§ **TASK BRIEF**: Would it be possible to write out each entry below exactly, without the pictures?

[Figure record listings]

[START]

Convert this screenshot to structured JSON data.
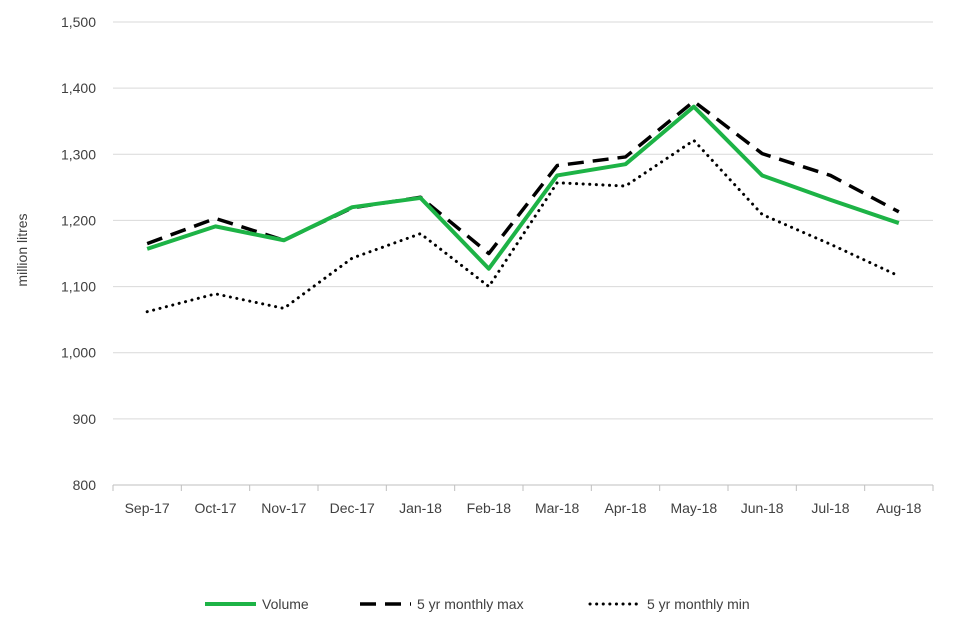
{
  "chart_data": {
    "type": "line",
    "title": "",
    "xlabel": "",
    "ylabel": "million litres",
    "categories": [
      "Sep-17",
      "Oct-17",
      "Nov-17",
      "Dec-17",
      "Jan-18",
      "Feb-18",
      "Mar-18",
      "Apr-18",
      "May-18",
      "Jun-18",
      "Jul-18",
      "Aug-18"
    ],
    "ylim": [
      800,
      1500
    ],
    "yticks": [
      800,
      900,
      1000,
      1100,
      1200,
      1300,
      1400,
      1500
    ],
    "ytick_labels": [
      "800",
      "900",
      "1,000",
      "1,100",
      "1,200",
      "1,300",
      "1,400",
      "1,500"
    ],
    "grid": "horizontal",
    "legend_position": "bottom",
    "series": [
      {
        "name": "Volume",
        "style": "solid",
        "color": "#1DB346",
        "values": [
          1157,
          1191,
          1170,
          1220,
          1234,
          1127,
          1268,
          1285,
          1372,
          1268,
          1231,
          1196
        ]
      },
      {
        "name": "5 yr monthly max",
        "style": "dashed",
        "color": "#000000",
        "values": [
          1165,
          1203,
          1170,
          1219,
          1235,
          1150,
          1283,
          1296,
          1380,
          1301,
          1268,
          1213
        ]
      },
      {
        "name": "5 yr monthly min",
        "style": "dotted",
        "color": "#000000",
        "values": [
          1062,
          1089,
          1067,
          1143,
          1180,
          1100,
          1257,
          1252,
          1321,
          1209,
          1164,
          1116
        ]
      }
    ]
  },
  "colors": {
    "gridline": "#d9d9d9",
    "axis": "#bfbfbf",
    "text": "#404040"
  }
}
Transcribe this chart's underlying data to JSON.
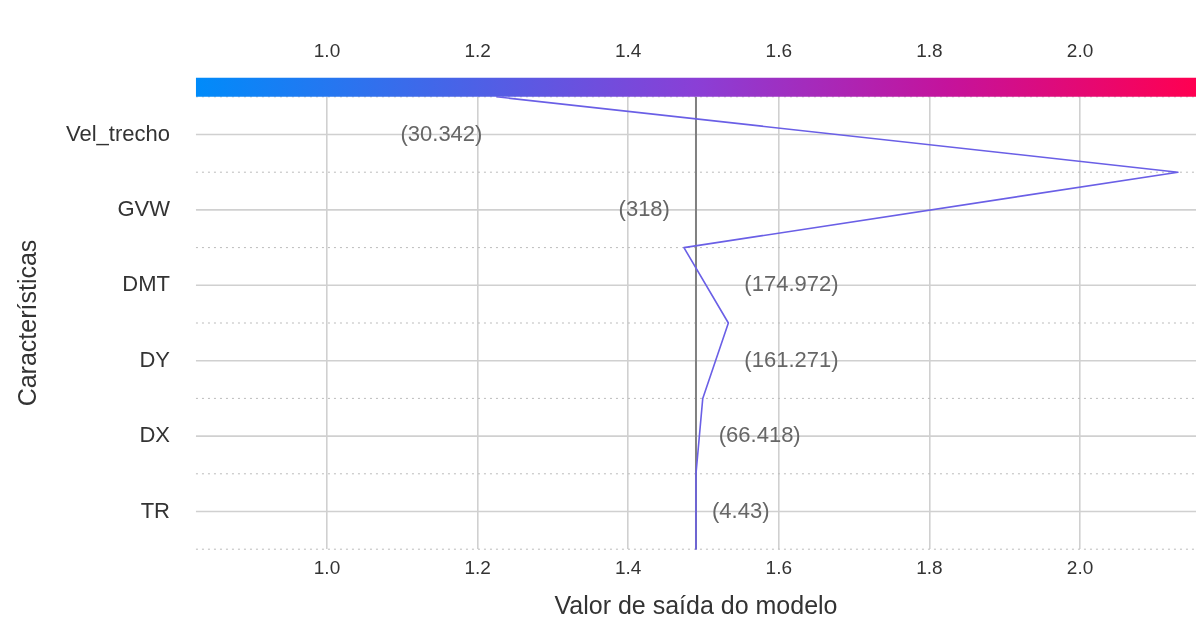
{
  "chart_data": {
    "type": "line",
    "orientation": "horizontal",
    "xlabel": "Valor de saída do modelo",
    "ylabel": "Características",
    "categories": [
      null,
      "Vel_trecho",
      null,
      "GVW",
      null,
      "DMT",
      null,
      "DY",
      null,
      "DX",
      null,
      "TR",
      null
    ],
    "series": [
      {
        "color": "#6a5fe6",
        "values": [
          1.225,
          null,
          2.13,
          null,
          1.474,
          null,
          1.533,
          null,
          1.499,
          null,
          1.49,
          null,
          1.49
        ]
      }
    ],
    "xlim": [
      0.826,
      2.154
    ],
    "xticks": [
      {
        "value": 1,
        "label": "1.0"
      },
      1.2,
      1.4,
      1.6,
      1.8,
      {
        "value": 2,
        "label": "2.0"
      }
    ],
    "x2lim": [
      0.826,
      2.154
    ],
    "x2ticks": [
      {
        "value": 1,
        "label": "1.0"
      },
      1.2,
      1.4,
      1.6,
      1.8,
      {
        "value": 2,
        "label": "2.0"
      }
    ],
    "ref_lines": [
      {
        "axis": "x",
        "value": 1.49,
        "color": "#808080"
      }
    ],
    "annotations": [
      "(30.342)",
      "(318)",
      "(174.972)",
      "(161.271)",
      "(66.418)",
      "(4.43)"
    ],
    "grid": true,
    "marker": "none",
    "line_style": "solid",
    "legend": false
  }
}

[END]

§ **FULL ANSWER**:
Convert this screenshot to structured JSON data.
{
  "chart_data": {
    "type": "line",
    "title": "",
    "xlabel": "",
    "ylabel": "million litres",
    "categories": [
      "Sep-17",
      "Oct-17",
      "Nov-17",
      "Dec-17",
      "Jan-18",
      "Feb-18",
      "Mar-18",
      "Apr-18",
      "May-18",
      "Jun-18",
      "Jul-18",
      "Aug-18"
    ],
    "ylim": [
      800,
      1500
    ],
    "yticks": [
      800,
      900,
      1000,
      1100,
      1200,
      1300,
      1400,
      1500
    ],
    "ytick_labels": [
      "800",
      "900",
      "1,000",
      "1,100",
      "1,200",
      "1,300",
      "1,400",
      "1,500"
    ],
    "grid": "horizontal",
    "legend_position": "bottom",
    "series": [
      {
        "name": "Volume",
        "style": "solid",
        "color": "#1DB346",
        "values": [
          1157,
          1191,
          1170,
          1220,
          1234,
          1127,
          1268,
          1285,
          1372,
          1268,
          1231,
          1196
        ]
      },
      {
        "name": "5 yr monthly max",
        "style": "dashed",
        "color": "#000000",
        "values": [
          1165,
          1203,
          1170,
          1219,
          1235,
          1150,
          1283,
          1296,
          1380,
          1301,
          1268,
          1213
        ]
      },
      {
        "name": "5 yr monthly min",
        "style": "dotted",
        "color": "#000000",
        "values": [
          1062,
          1089,
          1067,
          1143,
          1180,
          1100,
          1257,
          1252,
          1321,
          1209,
          1164,
          1116
        ]
      }
    ]
  },
  "colors": {
    "gridline": "#d9d9d9",
    "axis": "#bfbfbf",
    "text": "#404040"
  }
}
Transcribe this chart's underlying data to JSON.
{
  "chart_data": {
    "type": "line",
    "orientation": "horizontal",
    "xlabel": "Valor de saída do modelo",
    "ylabel": "Características",
    "categories": [
      null,
      "Vel_trecho",
      null,
      "GVW",
      null,
      "DMT",
      null,
      "DY",
      null,
      "DX",
      null,
      "TR",
      null
    ],
    "series": [
      {
        "color": "#6a5fe6",
        "values": [
          1.225,
          null,
          2.13,
          null,
          1.474,
          null,
          1.533,
          null,
          1.499,
          null,
          1.49,
          null,
          1.49
        ]
      }
    ],
    "xlim": [
      0.826,
      2.154
    ],
    "xticks": [
      {
        "value": 1,
        "label": "1.0"
      },
      1.2,
      1.4,
      1.6,
      1.8,
      {
        "value": 2,
        "label": "2.0"
      }
    ],
    "x2lim": [
      0.826,
      2.154
    ],
    "x2ticks": [
      {
        "value": 1,
        "label": "1.0"
      },
      1.2,
      1.4,
      1.6,
      1.8,
      {
        "value": 2,
        "label": "2.0"
      }
    ],
    "ref_lines": [
      {
        "axis": "x",
        "value": 1.49,
        "color": "#808080"
      }
    ],
    "annotations": [
      "(30.342)",
      "(318)",
      "(174.972)",
      "(161.271)",
      "(66.418)",
      "(4.43)"
    ],
    "grid": true,
    "marker": "none",
    "line_style": "solid",
    "legend": false
  }
}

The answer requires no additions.